"""
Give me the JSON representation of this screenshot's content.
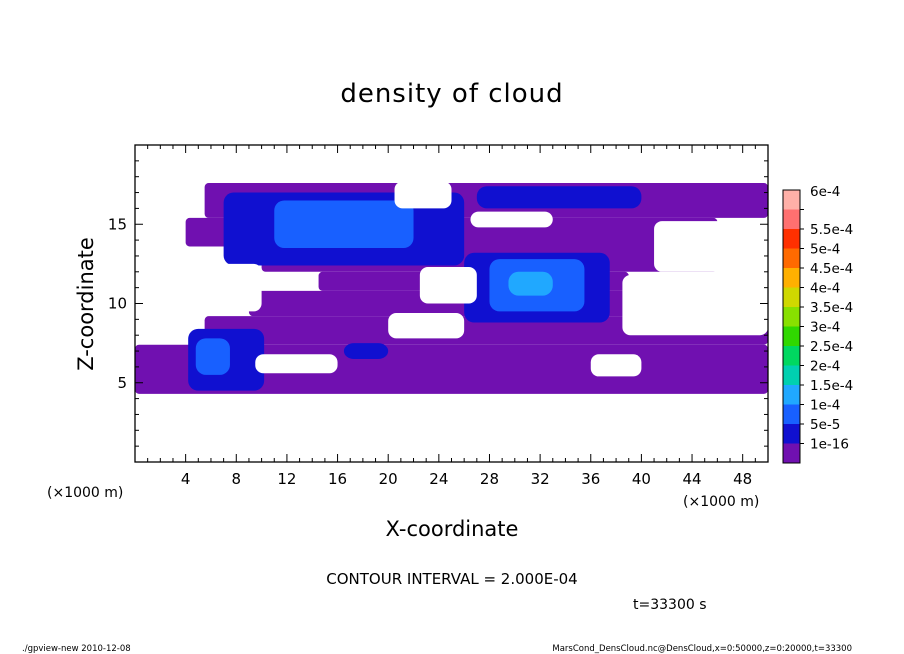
{
  "chart_data": {
    "type": "heatmap",
    "title": "density of cloud",
    "xlabel": "X-coordinate",
    "ylabel": "Z-coordinate",
    "x_unit_left": "(×1000 m)",
    "x_unit_right": "(×1000 m)",
    "xlim": [
      0,
      50
    ],
    "ylim": [
      0,
      20
    ],
    "x_ticks": [
      4,
      8,
      12,
      16,
      20,
      24,
      28,
      32,
      36,
      40,
      44,
      48
    ],
    "y_ticks": [
      5,
      10,
      15
    ],
    "x_tick_labels": [
      "4",
      "8",
      "12",
      "16",
      "20",
      "24",
      "28",
      "32",
      "36",
      "40",
      "44",
      "48"
    ],
    "y_tick_labels": [
      "5",
      "10",
      "15"
    ],
    "colorbar": {
      "labels": [
        "6e-4",
        "5.5e-4",
        "5e-4",
        "4.5e-4",
        "4e-4",
        "3.5e-4",
        "3e-4",
        "2.5e-4",
        "2e-4",
        "1.5e-4",
        "1e-4",
        "5e-5",
        "1e-16"
      ],
      "colors": [
        "#ffb0a8",
        "#ff7070",
        "#ff3000",
        "#ff6a00",
        "#ffb000",
        "#cfd800",
        "#88e000",
        "#30d800",
        "#00d860",
        "#00d0b0",
        "#20a8ff",
        "#1860ff",
        "#1010d0",
        "#7010b0"
      ]
    },
    "regions": [
      {
        "level": 0,
        "x": [
          0.0,
          50.0
        ],
        "z": [
          4.3,
          7.4
        ]
      },
      {
        "level": 0,
        "x": [
          5.5,
          50.0
        ],
        "z": [
          7.4,
          9.2
        ]
      },
      {
        "level": 0,
        "x": [
          9.0,
          40.0
        ],
        "z": [
          9.2,
          10.8
        ]
      },
      {
        "level": 0,
        "x": [
          14.5,
          39.0
        ],
        "z": [
          10.8,
          12.0
        ]
      },
      {
        "level": 0,
        "x": [
          10.0,
          46.0
        ],
        "z": [
          12.0,
          13.6
        ]
      },
      {
        "level": 0,
        "x": [
          4.0,
          46.0
        ],
        "z": [
          13.6,
          15.4
        ]
      },
      {
        "level": 0,
        "x": [
          5.5,
          50.0
        ],
        "z": [
          15.4,
          17.6
        ]
      },
      {
        "level": 1,
        "x": [
          4.2,
          10.2
        ],
        "z": [
          4.5,
          8.4
        ]
      },
      {
        "level": 2,
        "x": [
          4.8,
          7.5
        ],
        "z": [
          5.5,
          7.8
        ]
      },
      {
        "level": 1,
        "x": [
          16.5,
          20.0
        ],
        "z": [
          6.5,
          7.5
        ]
      },
      {
        "level": 1,
        "x": [
          26.0,
          37.5
        ],
        "z": [
          8.8,
          13.2
        ]
      },
      {
        "level": 2,
        "x": [
          28.0,
          35.5
        ],
        "z": [
          9.5,
          12.8
        ]
      },
      {
        "level": 3,
        "x": [
          29.5,
          33.0
        ],
        "z": [
          10.5,
          12.0
        ]
      },
      {
        "level": 1,
        "x": [
          7.0,
          26.0
        ],
        "z": [
          12.4,
          17.0
        ]
      },
      {
        "level": 2,
        "x": [
          11.0,
          22.0
        ],
        "z": [
          13.5,
          16.5
        ]
      },
      {
        "level": 1,
        "x": [
          27.0,
          40.0
        ],
        "z": [
          16.0,
          17.4
        ]
      }
    ],
    "gaps": [
      {
        "x": [
          4.0,
          10.0
        ],
        "z": [
          9.5,
          12.5
        ]
      },
      {
        "x": [
          20.0,
          26.0
        ],
        "z": [
          7.8,
          9.4
        ]
      },
      {
        "x": [
          22.5,
          27.0
        ],
        "z": [
          10.0,
          12.3
        ]
      },
      {
        "x": [
          26.5,
          33.0
        ],
        "z": [
          14.8,
          15.8
        ]
      },
      {
        "x": [
          38.5,
          50.0
        ],
        "z": [
          8.0,
          11.8
        ]
      },
      {
        "x": [
          41.0,
          50.0
        ],
        "z": [
          12.0,
          15.2
        ]
      },
      {
        "x": [
          9.5,
          16.0
        ],
        "z": [
          5.6,
          6.8
        ]
      },
      {
        "x": [
          36.0,
          40.0
        ],
        "z": [
          5.4,
          6.8
        ]
      },
      {
        "x": [
          20.5,
          25.0
        ],
        "z": [
          16.0,
          17.7
        ]
      }
    ]
  },
  "annotations": {
    "contour_interval": "CONTOUR INTERVAL = 2.000E-04",
    "time": "t=33300 s",
    "footer_left": "./gpview-new   2010-12-08",
    "footer_right": "MarsCond_DensCloud.nc@DensCloud,x=0:50000,z=0:20000,t=33300"
  }
}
"""
Repeat every record above exactly, but leave out any pictures.

Give me the JSON representation of this screenshot's content.
{
  "chart_data": {
    "type": "heatmap",
    "title": "density of cloud",
    "xlabel": "X-coordinate",
    "ylabel": "Z-coordinate",
    "x_unit_left": "(×1000 m)",
    "x_unit_right": "(×1000 m)",
    "xlim": [
      0,
      50
    ],
    "ylim": [
      0,
      20
    ],
    "x_ticks": [
      4,
      8,
      12,
      16,
      20,
      24,
      28,
      32,
      36,
      40,
      44,
      48
    ],
    "y_ticks": [
      5,
      10,
      15
    ],
    "x_tick_labels": [
      "4",
      "8",
      "12",
      "16",
      "20",
      "24",
      "28",
      "32",
      "36",
      "40",
      "44",
      "48"
    ],
    "y_tick_labels": [
      "5",
      "10",
      "15"
    ],
    "colorbar": {
      "labels": [
        "6e-4",
        "5.5e-4",
        "5e-4",
        "4.5e-4",
        "4e-4",
        "3.5e-4",
        "3e-4",
        "2.5e-4",
        "2e-4",
        "1.5e-4",
        "1e-4",
        "5e-5",
        "1e-16"
      ],
      "colors": [
        "#ffb0a8",
        "#ff7070",
        "#ff3000",
        "#ff6a00",
        "#ffb000",
        "#cfd800",
        "#88e000",
        "#30d800",
        "#00d860",
        "#00d0b0",
        "#20a8ff",
        "#1860ff",
        "#1010d0",
        "#7010b0"
      ]
    },
    "regions": [
      {
        "level": 0,
        "x": [
          0.0,
          50.0
        ],
        "z": [
          4.3,
          7.4
        ]
      },
      {
        "level": 0,
        "x": [
          5.5,
          50.0
        ],
        "z": [
          7.4,
          9.2
        ]
      },
      {
        "level": 0,
        "x": [
          9.0,
          40.0
        ],
        "z": [
          9.2,
          10.8
        ]
      },
      {
        "level": 0,
        "x": [
          14.5,
          39.0
        ],
        "z": [
          10.8,
          12.0
        ]
      },
      {
        "level": 0,
        "x": [
          10.0,
          46.0
        ],
        "z": [
          12.0,
          13.6
        ]
      },
      {
        "level": 0,
        "x": [
          4.0,
          46.0
        ],
        "z": [
          13.6,
          15.4
        ]
      },
      {
        "level": 0,
        "x": [
          5.5,
          50.0
        ],
        "z": [
          15.4,
          17.6
        ]
      },
      {
        "level": 1,
        "x": [
          4.2,
          10.2
        ],
        "z": [
          4.5,
          8.4
        ]
      },
      {
        "level": 2,
        "x": [
          4.8,
          7.5
        ],
        "z": [
          5.5,
          7.8
        ]
      },
      {
        "level": 1,
        "x": [
          16.5,
          20.0
        ],
        "z": [
          6.5,
          7.5
        ]
      },
      {
        "level": 1,
        "x": [
          26.0,
          37.5
        ],
        "z": [
          8.8,
          13.2
        ]
      },
      {
        "level": 2,
        "x": [
          28.0,
          35.5
        ],
        "z": [
          9.5,
          12.8
        ]
      },
      {
        "level": 3,
        "x": [
          29.5,
          33.0
        ],
        "z": [
          10.5,
          12.0
        ]
      },
      {
        "level": 1,
        "x": [
          7.0,
          26.0
        ],
        "z": [
          12.4,
          17.0
        ]
      },
      {
        "level": 2,
        "x": [
          11.0,
          22.0
        ],
        "z": [
          13.5,
          16.5
        ]
      },
      {
        "level": 1,
        "x": [
          27.0,
          40.0
        ],
        "z": [
          16.0,
          17.4
        ]
      }
    ],
    "gaps": [
      {
        "x": [
          4.0,
          10.0
        ],
        "z": [
          9.5,
          12.5
        ]
      },
      {
        "x": [
          20.0,
          26.0
        ],
        "z": [
          7.8,
          9.4
        ]
      },
      {
        "x": [
          22.5,
          27.0
        ],
        "z": [
          10.0,
          12.3
        ]
      },
      {
        "x": [
          26.5,
          33.0
        ],
        "z": [
          14.8,
          15.8
        ]
      },
      {
        "x": [
          38.5,
          50.0
        ],
        "z": [
          8.0,
          11.8
        ]
      },
      {
        "x": [
          41.0,
          50.0
        ],
        "z": [
          12.0,
          15.2
        ]
      },
      {
        "x": [
          9.5,
          16.0
        ],
        "z": [
          5.6,
          6.8
        ]
      },
      {
        "x": [
          36.0,
          40.0
        ],
        "z": [
          5.4,
          6.8
        ]
      },
      {
        "x": [
          20.5,
          25.0
        ],
        "z": [
          16.0,
          17.7
        ]
      }
    ]
  },
  "annotations": {
    "contour_interval": "CONTOUR INTERVAL = 2.000E-04",
    "time": "t=33300 s",
    "footer_left": "./gpview-new   2010-12-08",
    "footer_right": "MarsCond_DensCloud.nc@DensCloud,x=0:50000,z=0:20000,t=33300"
  }
}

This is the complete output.